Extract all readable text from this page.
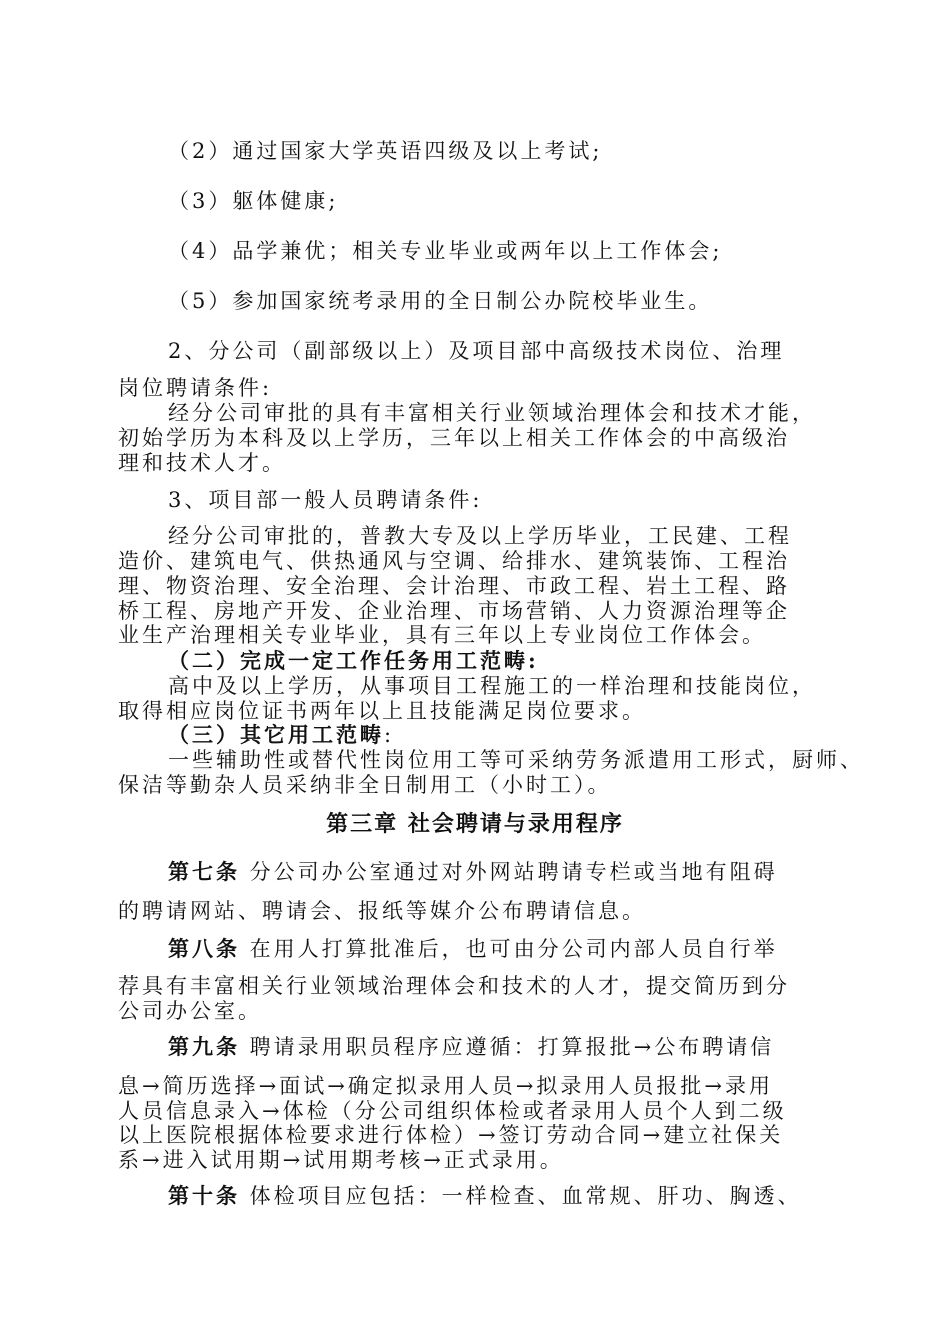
（2）通过国家大学英语四级及以上考试;
（3）躯体健康;
（4）品学兼优；相关专业毕业或两年以上工作体会;
（5）参加国家统考录用的全日制公办院校毕业生。
2、分公司（副部级以上）及项目部中高级技术岗位、治理
岗位聘请条件:
经分公司审批的具有丰富相关行业领域治理体会和技术才能，
初始学历为本科及以上学历，三年以上相关工作体会的中高级治
理和技术人才。
3、项目部一般人员聘请条件:
经分公司审批的，普教大专及以上学历毕业，工民建、工程
造价、建筑电气、供热通风与空调、给排水、建筑装饰、工程治
理、物资治理、安全治理、会计治理、市政工程、岩土工程、路
桥工程、房地产开发、企业治理、市场营销、人力资源治理等企
业生产治理相关专业毕业，具有三年以上专业岗位工作体会。
（二）完成一定工作任务用工范畴:
高中及以上学历，从事项目工程施工的一样治理和技能岗位，
取得相应岗位证书两年以上且技能满足岗位要求。
（三）其它用工范畴:
一些辅助性或替代性岗位用工等可采纳劳务派遣用工形式，厨师、
保洁等勤杂人员采纳非全日制用工（小时工）。
第三章 社会聘请与录用程序
第七条 分公司办公室通过对外网站聘请专栏或当地有阻碍
的聘请网站、聘请会、报纸等媒介公布聘请信息。
第八条 在用人打算批准后，也可由分公司内部人员自行举
荐具有丰富相关行业领域治理体会和技术的人才，提交简历到分
公司办公室。
第九条 聘请录用职员程序应遵循：打算报批→公布聘请信
息→简历选择→面试→确定拟录用人员→拟录用人员报批→录用
人员信息录入→体检（分公司组织体检或者录用人员个人到二级
以上医院根据体检要求进行体检）→签订劳动合同→建立社保关
系→进入试用期→试用期考核→正式录用。
第十条 体检项目应包括：一样检查、血常规、肝功、胸透、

_ _ _ _ _

TASK DIRECTIONS:
Copy the data word for word. Pictures do not go in the copy.

FINISHED ANSWER:
Extract all readable text from this page.
（2）通过国家大学英语四级及以上考试;
（3）躯体健康;
（4）品学兼优；相关专业毕业或两年以上工作体会;
（5）参加国家统考录用的全日制公办院校毕业生。
2、分公司（副部级以上）及项目部中高级技术岗位、治理
岗位聘请条件:
经分公司审批的具有丰富相关行业领域治理体会和技术才能，
初始学历为本科及以上学历，三年以上相关工作体会的中高级治
理和技术人才。
3、项目部一般人员聘请条件:
经分公司审批的，普教大专及以上学历毕业，工民建、工程
造价、建筑电气、供热通风与空调、给排水、建筑装饰、工程治
理、物资治理、安全治理、会计治理、市政工程、岩土工程、路
桥工程、房地产开发、企业治理、市场营销、人力资源治理等企
业生产治理相关专业毕业，具有三年以上专业岗位工作体会。
（二）完成一定工作任务用工范畴:
高中及以上学历，从事项目工程施工的一样治理和技能岗位，
取得相应岗位证书两年以上且技能满足岗位要求。
（三）其它用工范畴:
一些辅助性或替代性岗位用工等可采纳劳务派遣用工形式，厨师、
保洁等勤杂人员采纳非全日制用工（小时工）。
第三章 社会聘请与录用程序
第七条 分公司办公室通过对外网站聘请专栏或当地有阻碍
的聘请网站、聘请会、报纸等媒介公布聘请信息。
第八条 在用人打算批准后，也可由分公司内部人员自行举
荐具有丰富相关行业领域治理体会和技术的人才，提交简历到分
公司办公室。
第九条 聘请录用职员程序应遵循：打算报批→公布聘请信
息→简历选择→面试→确定拟录用人员→拟录用人员报批→录用
人员信息录入→体检（分公司组织体检或者录用人员个人到二级
以上医院根据体检要求进行体检）→签订劳动合同→建立社保关
系→进入试用期→试用期考核→正式录用。
第十条 体检项目应包括：一样检查、血常规、肝功、胸透、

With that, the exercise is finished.